_Quoted passage:_
☆ ☆ ☆ ☆ ☆ ☆ ☆

The Agent-to-Agent (A2A) protocol has opened up incredible possibilities for AI agent communication and collaboration across different platforms. However, there’s been a significant limitation that has puzzled many developers: why can’t we run multiple A2A agents on the same server?
Until now, deploying multiple A2A agents meant spinning up separate servers or using different ports for each agent, creating unnecessary complexity and resource overhead. But what if I told you there’s an elegant solution that changes everything?
The Problem: One Server, One Agent Limitation
Traditionally, A2A implementations have been constrained by a “one agent per server” model. This limitation stems from how agents are typically served and discovered within the A2A ecosystem. Developers who wanted to deploy multiple specialized agents had to:
- Set up multiple servers – increasing infrastructure costs
- Use different ports – complicating network configuration
- Manage separate deployments – multiplying maintenance overhead
The Solution: Path-Based Agent Routing
The breakthrough comes from a surprisingly simple yet powerful concept: serving multiple agents through unique URL paths on a single server. Instead of dedicating entire servers to individual agents, we can host them all under different paths.

☆ ☆ ☆ ☆ ☆ ☆ ☆

_Exercise set:_
(a) Please copy from the A2A routing article the part starting with "Until now, deploying" and going on through "that changes everything?", without changing anything.
(b) Answer these questions using the A2A routing article:
(i) What does the A2A protocol open up possibilities for?
(ii) What does using different ports for each agent complicate?
(iii) Under what does the proposed solution host multiple agents on a single server?
(c) In one to three sentences, explain what the A2A routing article gives as the cause of the "one agent per server" limitation.

_Source data:_
☆ ☆ ☆ ☆ ☆ ☆ ☆

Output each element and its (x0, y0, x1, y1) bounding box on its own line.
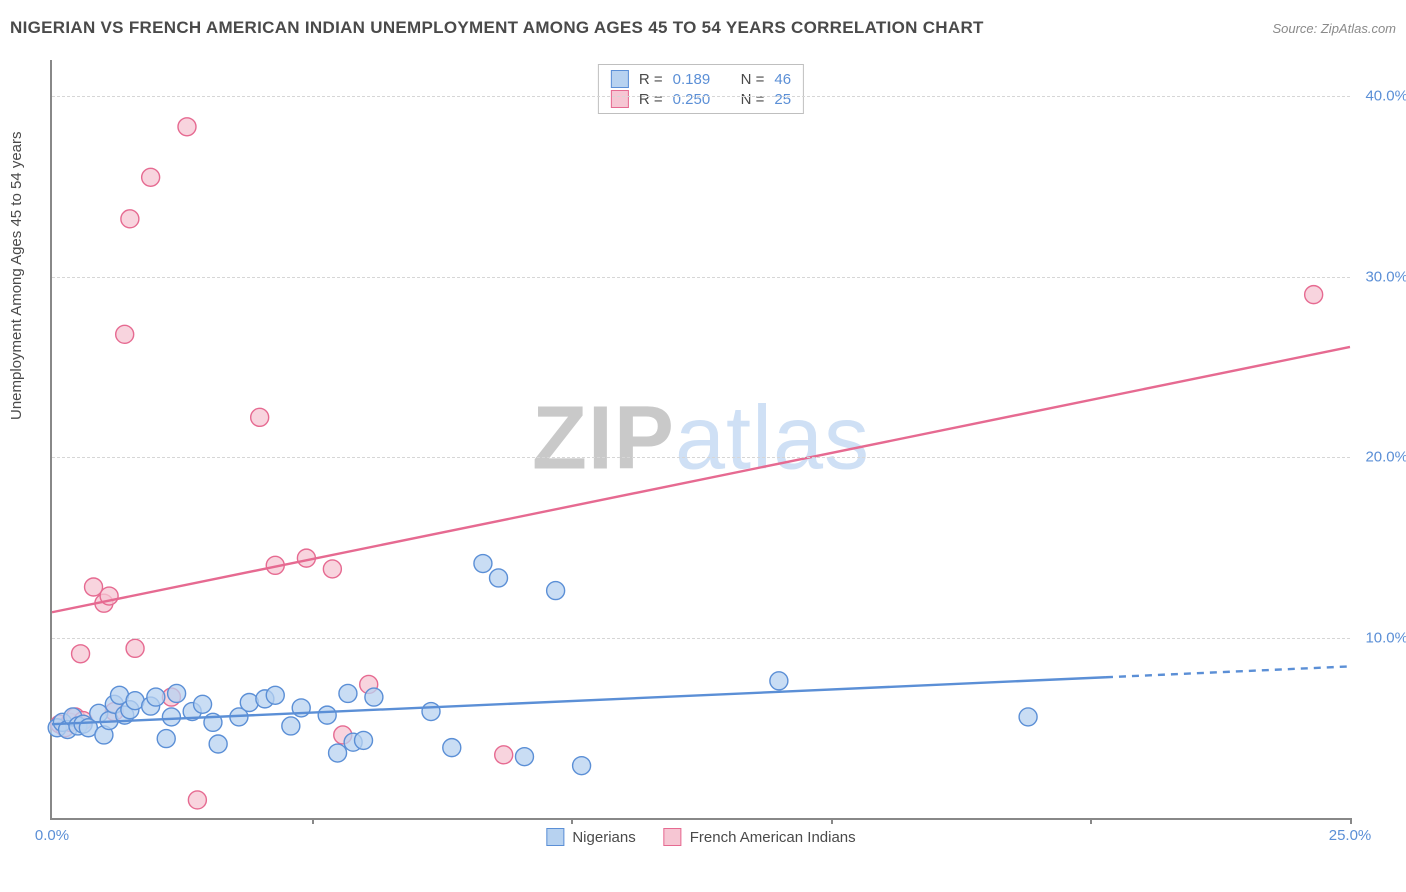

☆ ☆ ☆ ☆ ☆ ☆ ☆

_Results:_
(a)
Until now, deploying multiple A2A agents meant spinning up separate servers or using different ports for each agent, creating unnecessary complexity and resource overhead. But what if I told you there’s an elegant solution that changes everything?

(b)
(i) AI agent communication and collaboration across different platforms.
(ii) Network configuration.
(iii) Unique URL paths, so each agent sits under a different path.

(c) The limitation stems from how agents are typically served and discovered within the A2A ecosystem. Because of this, developers who wanted several specialized agents had to set up multiple servers, use different ports or manage separate deployments.